## Written task:
Set each entry down verbatim, omitting images.

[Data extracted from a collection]

- - - - -

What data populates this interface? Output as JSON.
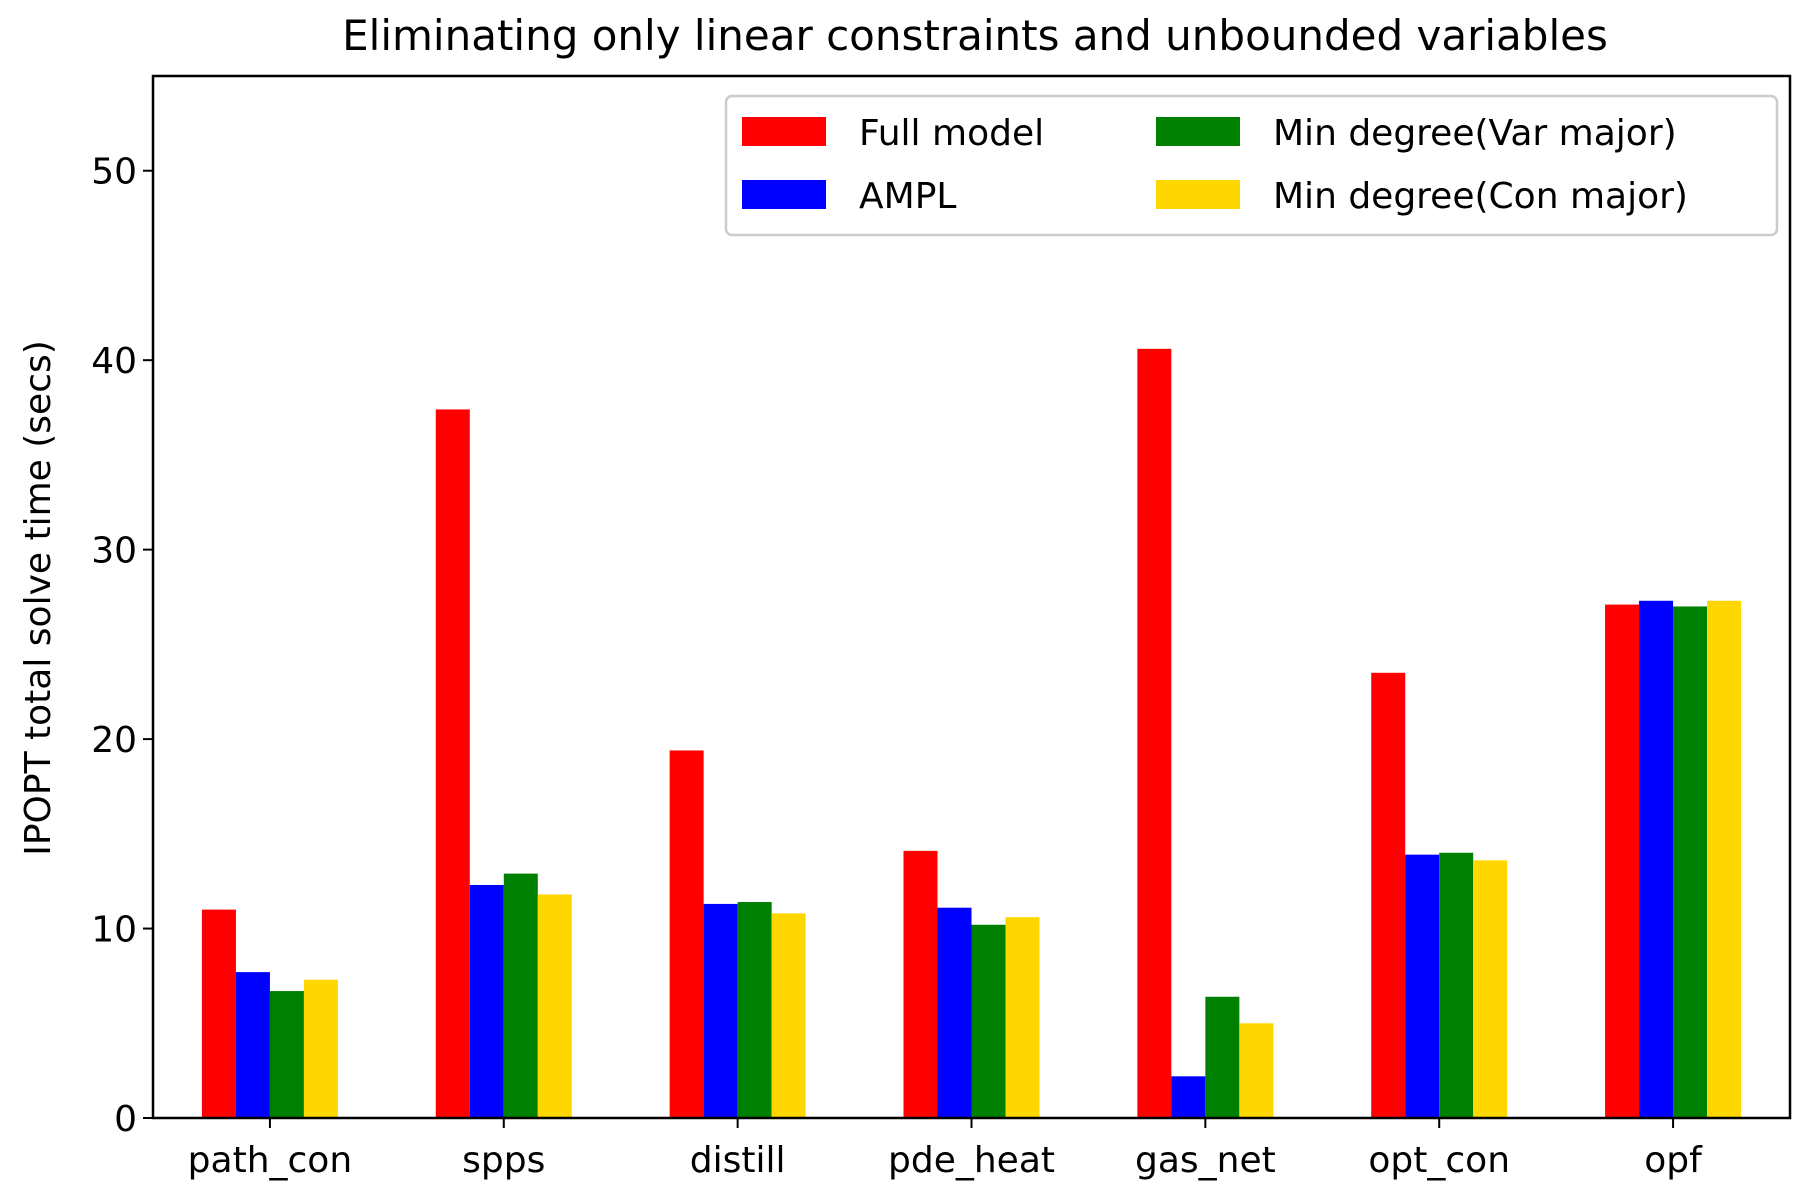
{
  "chart_data": {
    "type": "bar",
    "title": "Eliminating only linear constraints and unbounded variables",
    "xlabel": "",
    "ylabel": "IPOPT total solve time (secs)",
    "ylim": [
      0,
      55
    ],
    "yticks": [
      0,
      10,
      20,
      30,
      40,
      50
    ],
    "categories": [
      "path_con",
      "spps",
      "distill",
      "pde_heat",
      "gas_net",
      "opt_con",
      "opf"
    ],
    "series": [
      {
        "name": "Full model",
        "color": "#ff0000",
        "values": [
          11.0,
          37.4,
          19.4,
          14.1,
          40.6,
          23.5,
          27.1
        ]
      },
      {
        "name": "AMPL",
        "color": "#0000ff",
        "values": [
          7.7,
          12.3,
          11.3,
          11.1,
          2.2,
          13.9,
          27.3
        ]
      },
      {
        "name": "Min degree(Var major)",
        "color": "#008000",
        "values": [
          6.7,
          12.9,
          11.4,
          10.2,
          6.4,
          14.0,
          27.0
        ]
      },
      {
        "name": "Min degree(Con major)",
        "color": "#ffd700",
        "values": [
          7.3,
          11.8,
          10.8,
          10.6,
          5.0,
          13.6,
          27.3
        ]
      }
    ],
    "legend": "top-right",
    "grid": false
  }
}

- - - - -

## Correct response:
What data populates this interface? Output as JSON.
{
  "chart_data": {
    "type": "bar",
    "title": "Eliminating only linear constraints and unbounded variables",
    "xlabel": "",
    "ylabel": "IPOPT total solve time (secs)",
    "ylim": [
      0,
      55
    ],
    "yticks": [
      0,
      10,
      20,
      30,
      40,
      50
    ],
    "categories": [
      "path_con",
      "spps",
      "distill",
      "pde_heat",
      "gas_net",
      "opt_con",
      "opf"
    ],
    "series": [
      {
        "name": "Full model",
        "color": "#ff0000",
        "values": [
          11.0,
          37.4,
          19.4,
          14.1,
          40.6,
          23.5,
          27.1
        ]
      },
      {
        "name": "AMPL",
        "color": "#0000ff",
        "values": [
          7.7,
          12.3,
          11.3,
          11.1,
          2.2,
          13.9,
          27.3
        ]
      },
      {
        "name": "Min degree(Var major)",
        "color": "#008000",
        "values": [
          6.7,
          12.9,
          11.4,
          10.2,
          6.4,
          14.0,
          27.0
        ]
      },
      {
        "name": "Min degree(Con major)",
        "color": "#ffd700",
        "values": [
          7.3,
          11.8,
          10.8,
          10.6,
          5.0,
          13.6,
          27.3
        ]
      }
    ],
    "legend": "top-right",
    "grid": false
  }
}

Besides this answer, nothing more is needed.